- What you need to do:
Every line with the word "surface" in it should be extracted from the data that follows.

- Material provided:

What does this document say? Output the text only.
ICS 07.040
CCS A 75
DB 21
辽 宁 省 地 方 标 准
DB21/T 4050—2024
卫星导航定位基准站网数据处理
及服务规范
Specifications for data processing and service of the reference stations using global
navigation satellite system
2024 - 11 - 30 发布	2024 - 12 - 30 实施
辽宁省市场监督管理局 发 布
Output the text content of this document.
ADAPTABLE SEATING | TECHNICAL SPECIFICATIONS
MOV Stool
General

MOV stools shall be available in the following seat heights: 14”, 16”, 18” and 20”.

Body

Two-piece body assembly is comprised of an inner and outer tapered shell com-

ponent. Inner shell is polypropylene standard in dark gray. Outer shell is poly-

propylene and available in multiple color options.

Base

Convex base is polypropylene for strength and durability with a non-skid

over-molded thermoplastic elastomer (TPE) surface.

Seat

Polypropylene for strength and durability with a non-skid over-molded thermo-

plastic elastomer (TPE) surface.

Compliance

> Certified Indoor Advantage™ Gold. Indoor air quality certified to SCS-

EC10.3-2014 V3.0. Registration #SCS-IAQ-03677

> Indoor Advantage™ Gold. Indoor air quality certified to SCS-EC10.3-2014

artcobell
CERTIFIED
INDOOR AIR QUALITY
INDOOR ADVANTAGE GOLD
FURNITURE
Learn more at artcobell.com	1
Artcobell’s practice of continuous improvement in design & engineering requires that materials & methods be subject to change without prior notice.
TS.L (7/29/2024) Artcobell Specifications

- Expected answer:
over-molded thermoplastic elastomer (TPE) surface.
plastic elastomer (TPE) surface.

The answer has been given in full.